Copy the records below, from the line containing "Extract all readable text from this page." through the last line; leave out pictures.
☆ ☆ ☆
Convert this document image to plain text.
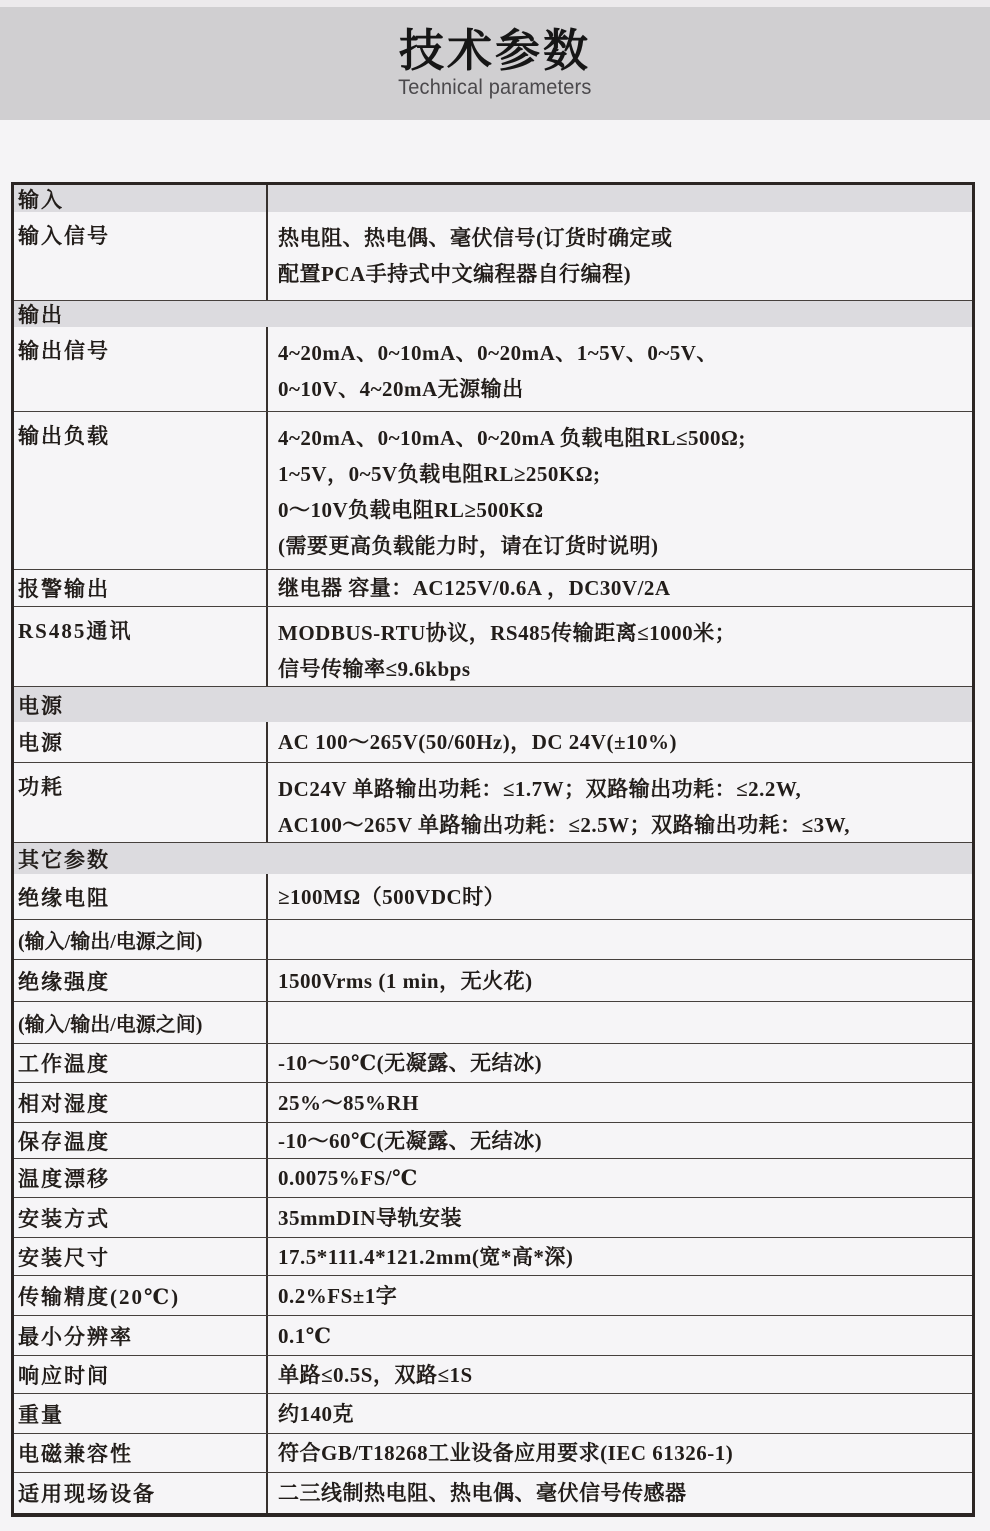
技术参数
Technical parameters
输入
输入信号	热电阻、热电偶、毫伏信号(订货时确定或
配置PCA手持式中文编程器自行编程)
输出
输出信号	4~20mA、0~10mA、0~20mA、1~5V、0~5V、
0~10V、4~20mA无源输出
输出负载	4~20mA、0~10mA、0~20mA 负载电阻RL≤500Ω;
1~5V，0~5V负载电阻RL≥250KΩ;
0～10V负载电阻RL≥500KΩ
(需要更高负载能力时，请在订货时说明)
报警输出	继电器 容量：AC125V/0.6A ，DC30V/2A
RS485通讯	MODBUS-RTU协议，RS485传输距离≤1000米；
信号传输率≤9.6kbps
电源
电源	AC 100～265V(50/60Hz)，DC 24V(±10%)
功耗	DC24V 单路输出功耗：≤1.7W；双路输出功耗：≤2.2W,
AC100～265V 单路输出功耗：≤2.5W；双路输出功耗：≤3W,
其它参数
绝缘电阻	≥100MΩ（500VDC时）
(输入/输出/电源之间)
绝缘强度	1500Vrms (1 min，无火花)
(输入/输出/电源之间)
工作温度	-10～50℃(无凝露、无结冰)
相对湿度	25%～85%RH
保存温度	-10～60℃(无凝露、无结冰)
温度漂移	0.0075%FS/℃
安装方式	35mmDIN导轨安装
安装尺寸	17.5*111.4*121.2mm(宽*高*深)
传输精度(20℃)	0.2%FS±1字
最小分辨率	0.1℃
响应时间	单路≤0.5S，双路≤1S
重量	约140克
电磁兼容性	符合GB/T18268工业设备应用要求(IEC 61326-1)
适用现场设备	二三线制热电阻、热电偶、毫伏信号传感器
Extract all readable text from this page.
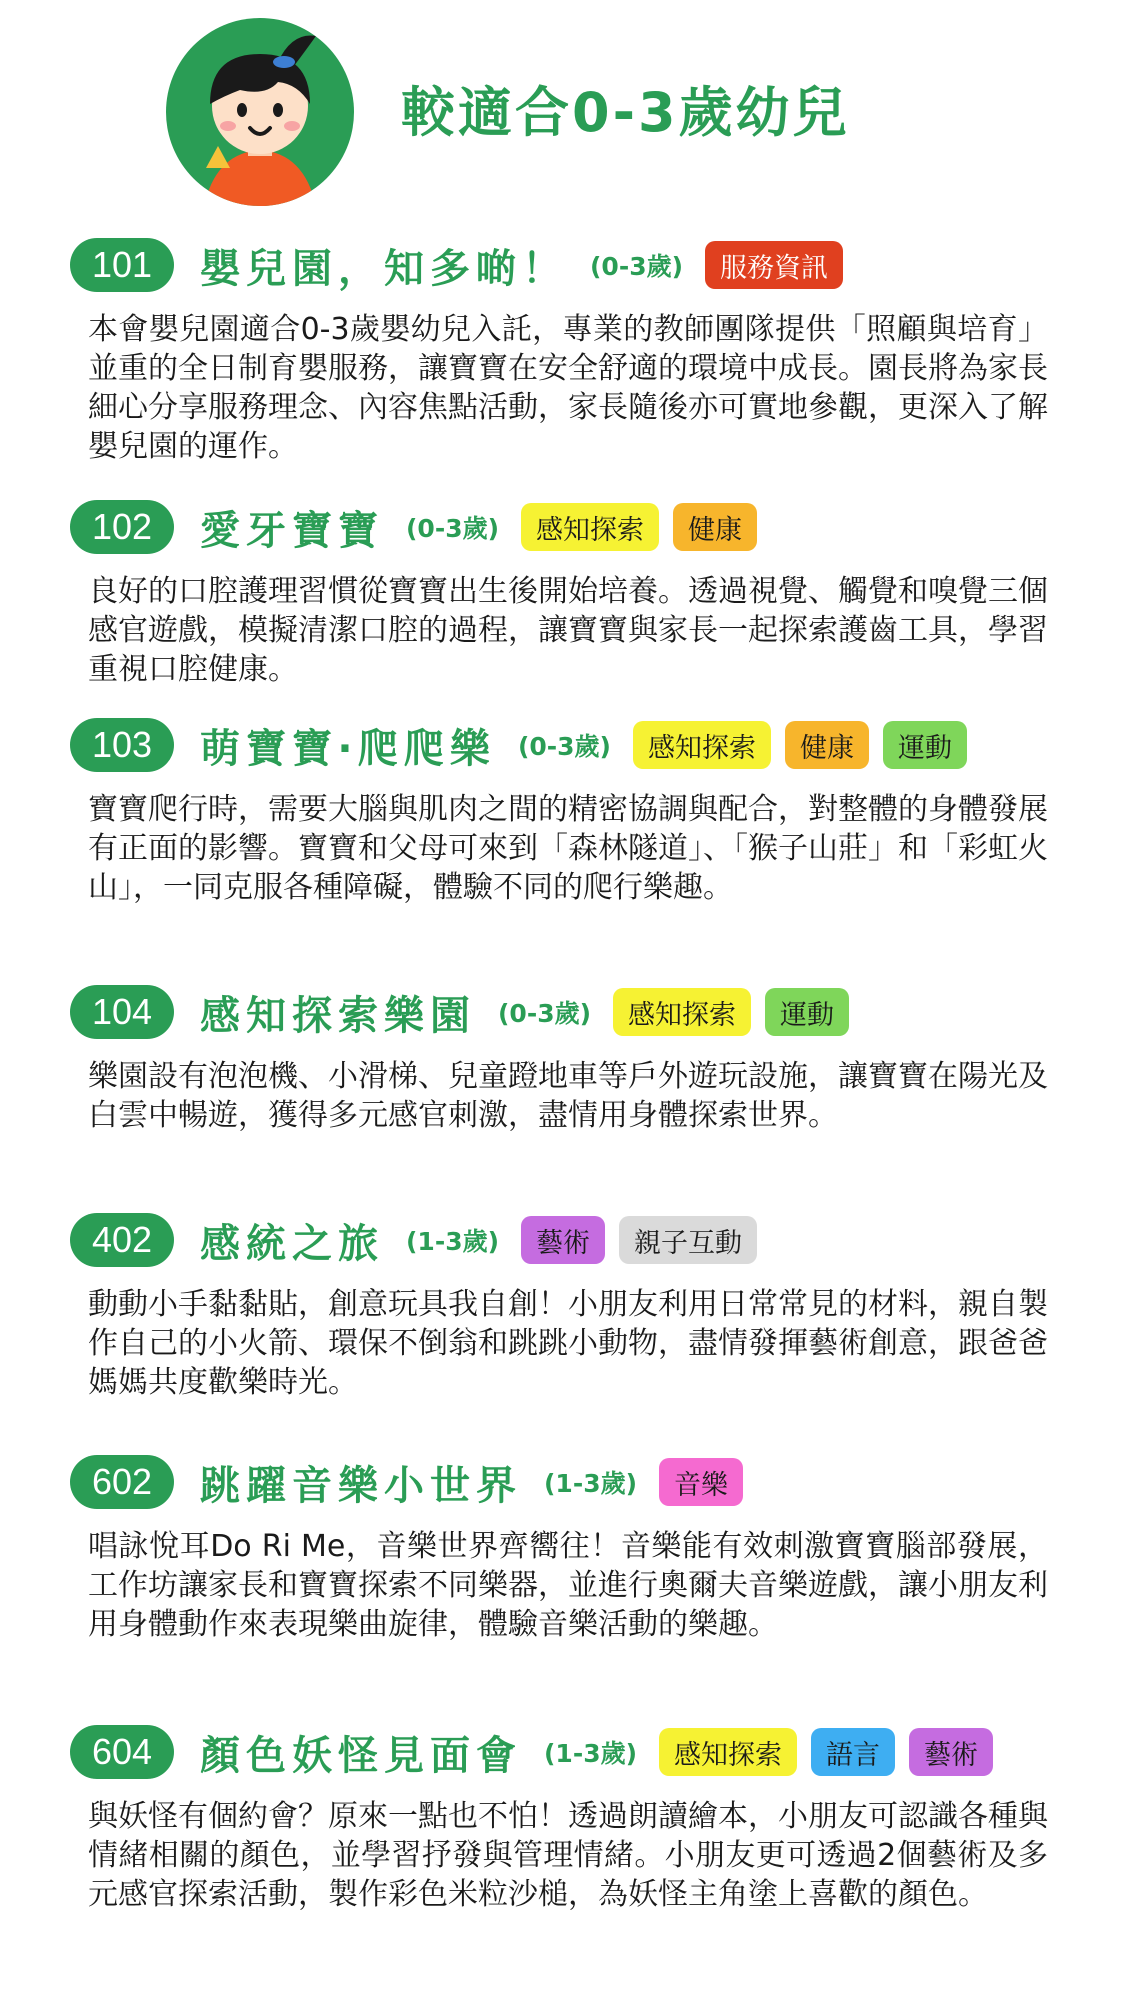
較適合0-3歲幼兒
101	嬰兒園，知多啲！ (0-3歲)	服務資訊
本會嬰兒園適合0-3歲嬰幼兒入託，專業的教師團隊提供「照顧與培育」並重的全日制育嬰服務，讓寶寶在安全舒適的環境中成長。園長將為家長細心分享服務理念、內容焦點活動，家長隨後亦可實地參觀，更深入了解嬰兒園的運作。
102	愛牙寶寶 (0-3歲)	感知探索	健康
良好的口腔護理習慣從寶寶出生後開始培養。透過視覺、觸覺和嗅覺三個感官遊戲，模擬清潔口腔的過程，讓寶寶與家長一起探索護齒工具，學習重視口腔健康。
103	萌寶寶‧爬爬樂 (0-3歲)	感知探索	健康	運動
寶寶爬行時，需要大腦與肌肉之間的精密協調與配合，對整體的身體發展有正面的影響。寶寶和父母可來到「森林隧道」、「猴子山莊」和「彩虹火山」，一同克服各種障礙，體驗不同的爬行樂趣。
104	感知探索樂園 (0-3歲)	感知探索	運動
樂園設有泡泡機、小滑梯、兒童蹬地車等戶外遊玩設施，讓寶寶在陽光及白雲中暢遊，獲得多元感官刺激，盡情用身體探索世界。
402	感統之旅 (1-3歲)	藝術	親子互動
動動小手黏黏貼，創意玩具我自創！小朋友利用日常常見的材料，親自製作自己的小火箭、環保不倒翁和跳跳小動物，盡情發揮藝術創意，跟爸爸媽媽共度歡樂時光。
602	跳躍音樂小世界 (1-3歲)	音樂
唱詠悅耳Do Ri Me，音樂世界齊嚮往！音樂能有效刺激寶寶腦部發展，工作坊讓家長和寶寶探索不同樂器，並進行奧爾夫音樂遊戲，讓小朋友利用身體動作來表現樂曲旋律，體驗音樂活動的樂趣。
604	顏色妖怪見面會 (1-3歲)	感知探索	語言	藝術
與妖怪有個約會？原來一點也不怕！透過朗讀繪本，小朋友可認識各種與情緒相關的顏色，並學習抒發與管理情緒。小朋友更可透過2個藝術及多元感官探索活動，製作彩色米粒沙槌，為妖怪主角塗上喜歡的顏色。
☆ ☆ ☆
Answer to the exercise:
Extract all readable text from this page.
較適合0-3歲幼兒
101	嬰兒園，知多啲！ (0-3歲)	服務資訊
本會嬰兒園適合0-3歲嬰幼兒入託，專業的教師團隊提供「照顧與培育」並重的全日制育嬰服務，讓寶寶在安全舒適的環境中成長。園長將為家長細心分享服務理念、內容焦點活動，家長隨後亦可實地參觀，更深入了解嬰兒園的運作。
102	愛牙寶寶 (0-3歲)	感知探索	健康
良好的口腔護理習慣從寶寶出生後開始培養。透過視覺、觸覺和嗅覺三個感官遊戲，模擬清潔口腔的過程，讓寶寶與家長一起探索護齒工具，學習重視口腔健康。
103	萌寶寶‧爬爬樂 (0-3歲)	感知探索	健康	運動
寶寶爬行時，需要大腦與肌肉之間的精密協調與配合，對整體的身體發展有正面的影響。寶寶和父母可來到「森林隧道」、「猴子山莊」和「彩虹火山」，一同克服各種障礙，體驗不同的爬行樂趣。
104	感知探索樂園 (0-3歲)	感知探索	運動
樂園設有泡泡機、小滑梯、兒童蹬地車等戶外遊玩設施，讓寶寶在陽光及白雲中暢遊，獲得多元感官刺激，盡情用身體探索世界。
402	感統之旅 (1-3歲)	藝術	親子互動
動動小手黏黏貼，創意玩具我自創！小朋友利用日常常見的材料，親自製作自己的小火箭、環保不倒翁和跳跳小動物，盡情發揮藝術創意，跟爸爸媽媽共度歡樂時光。
602	跳躍音樂小世界 (1-3歲)	音樂
唱詠悅耳Do Ri Me，音樂世界齊嚮往！音樂能有效刺激寶寶腦部發展，工作坊讓家長和寶寶探索不同樂器，並進行奧爾夫音樂遊戲，讓小朋友利用身體動作來表現樂曲旋律，體驗音樂活動的樂趣。
604	顏色妖怪見面會 (1-3歲)	感知探索	語言	藝術
與妖怪有個約會？原來一點也不怕！透過朗讀繪本，小朋友可認識各種與情緒相關的顏色，並學習抒發與管理情緒。小朋友更可透過2個藝術及多元感官探索活動，製作彩色米粒沙槌，為妖怪主角塗上喜歡的顏色。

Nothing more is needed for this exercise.